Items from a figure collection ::
··········

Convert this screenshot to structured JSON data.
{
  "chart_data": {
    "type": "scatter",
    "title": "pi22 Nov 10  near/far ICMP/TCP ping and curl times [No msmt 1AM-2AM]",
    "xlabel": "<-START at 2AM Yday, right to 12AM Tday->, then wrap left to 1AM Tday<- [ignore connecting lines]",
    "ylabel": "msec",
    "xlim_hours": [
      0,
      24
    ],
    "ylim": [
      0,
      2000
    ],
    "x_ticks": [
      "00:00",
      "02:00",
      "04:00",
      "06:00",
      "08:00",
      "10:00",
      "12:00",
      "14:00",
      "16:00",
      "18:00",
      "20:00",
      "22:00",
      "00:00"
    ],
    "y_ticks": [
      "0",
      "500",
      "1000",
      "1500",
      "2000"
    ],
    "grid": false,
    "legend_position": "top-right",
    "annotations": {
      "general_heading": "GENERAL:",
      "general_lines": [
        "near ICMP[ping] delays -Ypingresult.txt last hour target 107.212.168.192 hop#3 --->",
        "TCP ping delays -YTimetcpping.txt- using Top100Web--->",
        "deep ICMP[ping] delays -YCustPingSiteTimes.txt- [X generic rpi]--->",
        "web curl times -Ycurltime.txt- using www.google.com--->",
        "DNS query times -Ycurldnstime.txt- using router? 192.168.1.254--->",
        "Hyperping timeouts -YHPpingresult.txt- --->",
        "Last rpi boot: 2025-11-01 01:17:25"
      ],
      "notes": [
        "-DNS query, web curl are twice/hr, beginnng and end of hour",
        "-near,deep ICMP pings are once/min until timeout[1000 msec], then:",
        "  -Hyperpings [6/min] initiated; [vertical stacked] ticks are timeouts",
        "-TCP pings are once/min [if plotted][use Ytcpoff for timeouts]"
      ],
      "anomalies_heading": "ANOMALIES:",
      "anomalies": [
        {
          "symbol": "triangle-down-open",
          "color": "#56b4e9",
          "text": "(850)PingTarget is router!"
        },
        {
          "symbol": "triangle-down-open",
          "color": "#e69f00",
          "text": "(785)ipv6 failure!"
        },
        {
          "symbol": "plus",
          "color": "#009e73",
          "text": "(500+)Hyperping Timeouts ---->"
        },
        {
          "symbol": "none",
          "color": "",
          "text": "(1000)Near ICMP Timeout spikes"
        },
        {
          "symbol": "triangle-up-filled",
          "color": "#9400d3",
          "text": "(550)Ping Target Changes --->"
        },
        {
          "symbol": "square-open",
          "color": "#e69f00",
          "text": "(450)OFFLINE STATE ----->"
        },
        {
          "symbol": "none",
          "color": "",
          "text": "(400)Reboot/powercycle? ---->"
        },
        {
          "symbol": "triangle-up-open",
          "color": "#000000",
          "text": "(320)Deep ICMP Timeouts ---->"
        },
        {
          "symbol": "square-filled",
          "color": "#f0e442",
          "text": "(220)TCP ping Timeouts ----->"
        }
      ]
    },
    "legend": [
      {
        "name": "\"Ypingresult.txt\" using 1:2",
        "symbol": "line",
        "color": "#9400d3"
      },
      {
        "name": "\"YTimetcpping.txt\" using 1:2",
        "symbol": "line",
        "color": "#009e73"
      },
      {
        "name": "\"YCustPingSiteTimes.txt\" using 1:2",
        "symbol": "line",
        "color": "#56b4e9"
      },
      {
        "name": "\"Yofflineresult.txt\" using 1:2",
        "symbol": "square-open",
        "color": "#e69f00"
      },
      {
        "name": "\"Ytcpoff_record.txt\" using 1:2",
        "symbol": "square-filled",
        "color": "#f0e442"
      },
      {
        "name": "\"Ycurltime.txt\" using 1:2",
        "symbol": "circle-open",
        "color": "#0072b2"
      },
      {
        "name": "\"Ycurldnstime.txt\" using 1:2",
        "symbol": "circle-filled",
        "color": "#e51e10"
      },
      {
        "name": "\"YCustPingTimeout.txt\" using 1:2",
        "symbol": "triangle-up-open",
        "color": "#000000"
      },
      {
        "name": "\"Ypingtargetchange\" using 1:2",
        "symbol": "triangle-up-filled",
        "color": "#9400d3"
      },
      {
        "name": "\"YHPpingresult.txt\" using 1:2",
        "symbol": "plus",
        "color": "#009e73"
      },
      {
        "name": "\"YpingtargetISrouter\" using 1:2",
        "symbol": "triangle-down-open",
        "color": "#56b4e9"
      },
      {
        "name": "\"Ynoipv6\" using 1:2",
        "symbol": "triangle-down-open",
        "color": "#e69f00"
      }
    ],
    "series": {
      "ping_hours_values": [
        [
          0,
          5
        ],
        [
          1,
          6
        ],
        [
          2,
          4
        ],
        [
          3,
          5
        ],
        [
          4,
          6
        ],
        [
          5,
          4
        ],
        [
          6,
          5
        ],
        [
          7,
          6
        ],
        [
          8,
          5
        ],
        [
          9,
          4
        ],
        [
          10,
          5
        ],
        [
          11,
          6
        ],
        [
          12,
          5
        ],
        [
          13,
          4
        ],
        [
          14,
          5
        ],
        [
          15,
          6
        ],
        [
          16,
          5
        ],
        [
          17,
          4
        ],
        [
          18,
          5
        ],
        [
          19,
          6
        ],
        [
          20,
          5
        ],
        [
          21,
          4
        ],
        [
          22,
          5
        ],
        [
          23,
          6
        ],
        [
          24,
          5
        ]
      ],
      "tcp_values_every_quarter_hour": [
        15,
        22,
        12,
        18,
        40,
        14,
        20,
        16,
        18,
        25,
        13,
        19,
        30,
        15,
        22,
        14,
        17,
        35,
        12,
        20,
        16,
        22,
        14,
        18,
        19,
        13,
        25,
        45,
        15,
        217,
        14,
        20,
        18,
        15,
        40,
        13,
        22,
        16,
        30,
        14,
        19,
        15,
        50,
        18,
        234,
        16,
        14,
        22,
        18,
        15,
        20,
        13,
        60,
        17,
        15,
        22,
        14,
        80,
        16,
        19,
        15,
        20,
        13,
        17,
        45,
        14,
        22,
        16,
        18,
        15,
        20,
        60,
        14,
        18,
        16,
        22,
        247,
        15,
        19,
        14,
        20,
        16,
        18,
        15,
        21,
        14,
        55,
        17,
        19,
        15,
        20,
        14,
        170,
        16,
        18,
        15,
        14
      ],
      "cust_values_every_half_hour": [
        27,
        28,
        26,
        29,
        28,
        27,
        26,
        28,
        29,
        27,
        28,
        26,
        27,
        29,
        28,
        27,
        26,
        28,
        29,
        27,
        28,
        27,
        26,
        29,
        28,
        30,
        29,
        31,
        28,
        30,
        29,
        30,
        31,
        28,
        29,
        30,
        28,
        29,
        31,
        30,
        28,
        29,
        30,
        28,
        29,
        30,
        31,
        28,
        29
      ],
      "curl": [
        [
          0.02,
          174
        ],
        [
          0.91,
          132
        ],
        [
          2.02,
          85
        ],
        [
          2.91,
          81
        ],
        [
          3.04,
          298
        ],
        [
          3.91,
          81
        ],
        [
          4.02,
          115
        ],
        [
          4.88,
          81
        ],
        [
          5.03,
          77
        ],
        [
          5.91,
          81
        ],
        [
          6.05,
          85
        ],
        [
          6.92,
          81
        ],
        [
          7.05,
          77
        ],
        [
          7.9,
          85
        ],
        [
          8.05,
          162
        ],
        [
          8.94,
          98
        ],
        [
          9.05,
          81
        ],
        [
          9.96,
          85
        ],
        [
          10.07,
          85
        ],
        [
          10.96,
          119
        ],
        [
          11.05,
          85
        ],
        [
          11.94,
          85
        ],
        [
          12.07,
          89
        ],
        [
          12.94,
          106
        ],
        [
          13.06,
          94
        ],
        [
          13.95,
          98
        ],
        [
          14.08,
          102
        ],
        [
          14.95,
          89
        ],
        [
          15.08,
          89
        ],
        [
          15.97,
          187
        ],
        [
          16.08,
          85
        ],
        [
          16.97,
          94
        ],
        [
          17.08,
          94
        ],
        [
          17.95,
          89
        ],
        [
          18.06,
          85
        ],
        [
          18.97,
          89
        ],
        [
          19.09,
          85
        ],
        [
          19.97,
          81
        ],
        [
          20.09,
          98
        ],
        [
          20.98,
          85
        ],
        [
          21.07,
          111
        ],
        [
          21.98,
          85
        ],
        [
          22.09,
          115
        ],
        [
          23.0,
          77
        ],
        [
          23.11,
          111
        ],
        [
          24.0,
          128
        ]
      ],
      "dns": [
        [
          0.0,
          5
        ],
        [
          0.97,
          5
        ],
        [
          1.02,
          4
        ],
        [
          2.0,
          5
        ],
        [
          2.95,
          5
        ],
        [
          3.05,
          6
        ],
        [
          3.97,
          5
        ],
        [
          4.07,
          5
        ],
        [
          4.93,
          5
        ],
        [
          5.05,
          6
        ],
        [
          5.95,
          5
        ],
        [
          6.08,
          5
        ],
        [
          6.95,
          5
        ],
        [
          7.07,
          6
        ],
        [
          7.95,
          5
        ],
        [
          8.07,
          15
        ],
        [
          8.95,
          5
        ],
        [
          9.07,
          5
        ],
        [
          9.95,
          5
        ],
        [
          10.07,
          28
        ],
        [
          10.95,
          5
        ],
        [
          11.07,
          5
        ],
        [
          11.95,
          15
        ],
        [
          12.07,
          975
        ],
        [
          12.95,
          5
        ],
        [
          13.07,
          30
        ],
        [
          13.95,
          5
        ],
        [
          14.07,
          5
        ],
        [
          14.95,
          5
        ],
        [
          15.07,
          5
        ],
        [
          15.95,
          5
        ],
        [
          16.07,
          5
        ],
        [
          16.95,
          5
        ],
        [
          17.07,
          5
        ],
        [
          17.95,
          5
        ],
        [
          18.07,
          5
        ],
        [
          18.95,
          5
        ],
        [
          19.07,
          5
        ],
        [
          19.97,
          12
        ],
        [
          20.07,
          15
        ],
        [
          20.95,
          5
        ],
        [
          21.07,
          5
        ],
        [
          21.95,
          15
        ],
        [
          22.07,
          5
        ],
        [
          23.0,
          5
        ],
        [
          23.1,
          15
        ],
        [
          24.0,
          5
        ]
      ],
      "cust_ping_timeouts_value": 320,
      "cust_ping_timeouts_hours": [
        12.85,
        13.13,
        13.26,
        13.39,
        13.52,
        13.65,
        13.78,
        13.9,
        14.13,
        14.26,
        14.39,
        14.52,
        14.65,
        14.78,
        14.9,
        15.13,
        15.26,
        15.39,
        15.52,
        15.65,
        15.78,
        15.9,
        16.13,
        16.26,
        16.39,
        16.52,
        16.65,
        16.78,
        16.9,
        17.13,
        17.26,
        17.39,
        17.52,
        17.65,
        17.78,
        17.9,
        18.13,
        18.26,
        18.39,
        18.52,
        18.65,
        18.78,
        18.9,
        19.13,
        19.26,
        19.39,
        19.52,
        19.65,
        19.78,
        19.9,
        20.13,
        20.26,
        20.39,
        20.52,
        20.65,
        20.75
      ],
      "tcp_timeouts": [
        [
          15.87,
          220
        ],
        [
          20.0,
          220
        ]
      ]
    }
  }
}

··········

Select every line in the material above where the string "triangle" occurs, and copy it.

Exercise result ::
          "symbol": "triangle-down-open",
          "symbol": "triangle-down-open",
          "symbol": "triangle-up-filled",
          "symbol": "triangle-up-open",
        "symbol": "triangle-up-open",
        "symbol": "triangle-up-filled",
        "symbol": "triangle-down-open",
        "symbol": "triangle-down-open",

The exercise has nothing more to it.